Problem description: Filter the records for "ylabel" and keep each line that has it.

Material for the task:
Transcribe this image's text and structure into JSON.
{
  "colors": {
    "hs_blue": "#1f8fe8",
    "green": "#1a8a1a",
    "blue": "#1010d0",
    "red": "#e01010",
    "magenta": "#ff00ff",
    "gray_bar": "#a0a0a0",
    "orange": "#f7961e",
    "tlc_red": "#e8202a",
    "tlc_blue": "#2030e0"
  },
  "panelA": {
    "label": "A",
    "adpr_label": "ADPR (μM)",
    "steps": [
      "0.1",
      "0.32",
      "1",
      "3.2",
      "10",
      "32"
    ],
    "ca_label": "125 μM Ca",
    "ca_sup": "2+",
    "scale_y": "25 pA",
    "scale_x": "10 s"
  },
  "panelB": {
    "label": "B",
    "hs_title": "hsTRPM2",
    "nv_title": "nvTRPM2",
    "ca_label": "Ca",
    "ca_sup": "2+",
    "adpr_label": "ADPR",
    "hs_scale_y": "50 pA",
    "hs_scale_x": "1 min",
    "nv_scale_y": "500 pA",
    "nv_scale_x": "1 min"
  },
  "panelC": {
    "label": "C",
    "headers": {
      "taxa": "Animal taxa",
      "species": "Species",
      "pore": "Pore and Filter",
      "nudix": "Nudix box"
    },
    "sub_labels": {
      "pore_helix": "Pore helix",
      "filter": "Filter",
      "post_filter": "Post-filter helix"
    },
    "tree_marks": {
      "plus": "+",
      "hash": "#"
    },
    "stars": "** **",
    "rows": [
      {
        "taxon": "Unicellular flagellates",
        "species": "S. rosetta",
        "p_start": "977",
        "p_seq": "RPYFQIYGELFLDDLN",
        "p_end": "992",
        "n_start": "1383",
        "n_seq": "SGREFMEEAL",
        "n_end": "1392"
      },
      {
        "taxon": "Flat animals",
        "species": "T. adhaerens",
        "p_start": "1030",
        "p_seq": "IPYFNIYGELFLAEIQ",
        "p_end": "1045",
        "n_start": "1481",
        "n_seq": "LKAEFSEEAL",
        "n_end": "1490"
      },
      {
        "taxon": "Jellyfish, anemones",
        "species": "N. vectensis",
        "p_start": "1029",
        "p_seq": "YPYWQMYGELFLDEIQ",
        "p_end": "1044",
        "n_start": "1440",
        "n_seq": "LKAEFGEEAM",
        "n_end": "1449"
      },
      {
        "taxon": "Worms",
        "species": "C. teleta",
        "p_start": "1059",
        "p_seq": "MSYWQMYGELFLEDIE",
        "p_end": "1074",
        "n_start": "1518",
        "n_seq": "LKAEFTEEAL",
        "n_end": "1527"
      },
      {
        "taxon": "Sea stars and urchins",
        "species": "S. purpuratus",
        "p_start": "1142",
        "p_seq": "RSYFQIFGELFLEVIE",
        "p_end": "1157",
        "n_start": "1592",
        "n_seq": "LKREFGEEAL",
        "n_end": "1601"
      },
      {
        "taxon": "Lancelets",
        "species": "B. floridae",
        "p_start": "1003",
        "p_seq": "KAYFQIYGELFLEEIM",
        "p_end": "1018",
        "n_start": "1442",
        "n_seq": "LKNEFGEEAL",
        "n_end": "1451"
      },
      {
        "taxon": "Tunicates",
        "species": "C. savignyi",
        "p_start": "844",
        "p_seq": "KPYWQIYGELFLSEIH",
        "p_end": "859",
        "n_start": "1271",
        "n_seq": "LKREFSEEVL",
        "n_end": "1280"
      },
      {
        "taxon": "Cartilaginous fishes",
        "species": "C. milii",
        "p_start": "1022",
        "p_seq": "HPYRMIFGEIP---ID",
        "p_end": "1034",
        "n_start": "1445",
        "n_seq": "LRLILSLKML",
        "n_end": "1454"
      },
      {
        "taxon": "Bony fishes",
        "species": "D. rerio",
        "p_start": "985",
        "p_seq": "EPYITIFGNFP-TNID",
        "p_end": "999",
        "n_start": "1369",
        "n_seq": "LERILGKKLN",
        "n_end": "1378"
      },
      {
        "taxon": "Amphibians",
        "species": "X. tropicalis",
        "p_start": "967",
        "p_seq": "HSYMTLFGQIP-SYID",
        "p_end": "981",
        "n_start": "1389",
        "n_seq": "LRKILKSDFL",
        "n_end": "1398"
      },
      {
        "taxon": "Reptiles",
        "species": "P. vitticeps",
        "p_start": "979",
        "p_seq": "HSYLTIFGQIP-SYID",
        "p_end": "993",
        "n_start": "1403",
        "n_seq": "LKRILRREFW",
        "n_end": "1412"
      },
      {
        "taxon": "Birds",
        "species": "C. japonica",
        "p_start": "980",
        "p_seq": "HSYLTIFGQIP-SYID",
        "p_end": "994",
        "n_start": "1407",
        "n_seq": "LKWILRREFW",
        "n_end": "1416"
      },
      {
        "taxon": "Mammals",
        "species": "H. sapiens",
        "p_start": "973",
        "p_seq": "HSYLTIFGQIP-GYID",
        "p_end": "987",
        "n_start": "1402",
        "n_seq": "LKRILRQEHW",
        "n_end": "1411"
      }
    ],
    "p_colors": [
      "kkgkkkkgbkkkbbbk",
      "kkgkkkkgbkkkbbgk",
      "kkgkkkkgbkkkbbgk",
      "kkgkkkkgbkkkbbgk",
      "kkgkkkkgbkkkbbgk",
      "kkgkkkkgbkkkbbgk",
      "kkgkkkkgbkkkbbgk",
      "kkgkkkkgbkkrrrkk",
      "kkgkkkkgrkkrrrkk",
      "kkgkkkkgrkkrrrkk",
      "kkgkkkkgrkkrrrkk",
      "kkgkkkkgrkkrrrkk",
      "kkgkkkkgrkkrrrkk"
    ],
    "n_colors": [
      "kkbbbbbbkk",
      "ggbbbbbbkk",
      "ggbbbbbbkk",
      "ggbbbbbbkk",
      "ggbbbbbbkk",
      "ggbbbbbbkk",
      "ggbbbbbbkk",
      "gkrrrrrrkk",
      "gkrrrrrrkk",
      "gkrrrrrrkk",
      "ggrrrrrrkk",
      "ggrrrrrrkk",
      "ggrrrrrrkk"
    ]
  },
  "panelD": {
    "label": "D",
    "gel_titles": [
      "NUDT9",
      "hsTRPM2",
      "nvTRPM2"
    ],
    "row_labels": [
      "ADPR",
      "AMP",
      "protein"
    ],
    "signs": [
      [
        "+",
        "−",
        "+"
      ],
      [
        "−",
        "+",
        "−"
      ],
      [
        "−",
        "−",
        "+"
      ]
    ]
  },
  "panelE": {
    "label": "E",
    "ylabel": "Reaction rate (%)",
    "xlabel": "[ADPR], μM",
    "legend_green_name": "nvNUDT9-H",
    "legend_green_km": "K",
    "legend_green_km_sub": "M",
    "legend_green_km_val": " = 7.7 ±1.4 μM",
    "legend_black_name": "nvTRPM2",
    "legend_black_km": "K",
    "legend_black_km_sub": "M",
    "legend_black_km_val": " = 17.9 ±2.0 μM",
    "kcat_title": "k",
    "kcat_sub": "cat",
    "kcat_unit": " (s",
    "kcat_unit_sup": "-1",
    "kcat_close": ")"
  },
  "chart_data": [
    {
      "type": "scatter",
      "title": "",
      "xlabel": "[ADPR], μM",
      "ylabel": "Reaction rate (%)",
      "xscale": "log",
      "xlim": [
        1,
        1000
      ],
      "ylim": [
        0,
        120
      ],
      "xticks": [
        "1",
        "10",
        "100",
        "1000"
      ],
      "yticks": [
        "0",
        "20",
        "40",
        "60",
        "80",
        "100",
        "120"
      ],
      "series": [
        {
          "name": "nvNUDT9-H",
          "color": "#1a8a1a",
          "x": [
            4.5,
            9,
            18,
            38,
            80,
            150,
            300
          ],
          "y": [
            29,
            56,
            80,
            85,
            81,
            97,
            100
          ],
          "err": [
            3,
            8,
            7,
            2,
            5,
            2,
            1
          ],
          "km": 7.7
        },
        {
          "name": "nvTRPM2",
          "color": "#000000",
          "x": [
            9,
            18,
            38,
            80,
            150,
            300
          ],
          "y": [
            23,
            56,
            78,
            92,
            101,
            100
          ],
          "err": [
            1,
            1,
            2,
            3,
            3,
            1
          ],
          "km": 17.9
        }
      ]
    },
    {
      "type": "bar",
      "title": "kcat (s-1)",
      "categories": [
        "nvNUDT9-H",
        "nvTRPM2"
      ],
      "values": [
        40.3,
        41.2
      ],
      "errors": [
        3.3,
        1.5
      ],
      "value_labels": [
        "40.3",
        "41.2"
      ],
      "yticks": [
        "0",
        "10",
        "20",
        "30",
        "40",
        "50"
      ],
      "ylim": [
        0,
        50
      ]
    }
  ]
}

Result of the task:
    "ylabel": "Reaction rate (%)",
      "ylabel": "Reaction rate (%)",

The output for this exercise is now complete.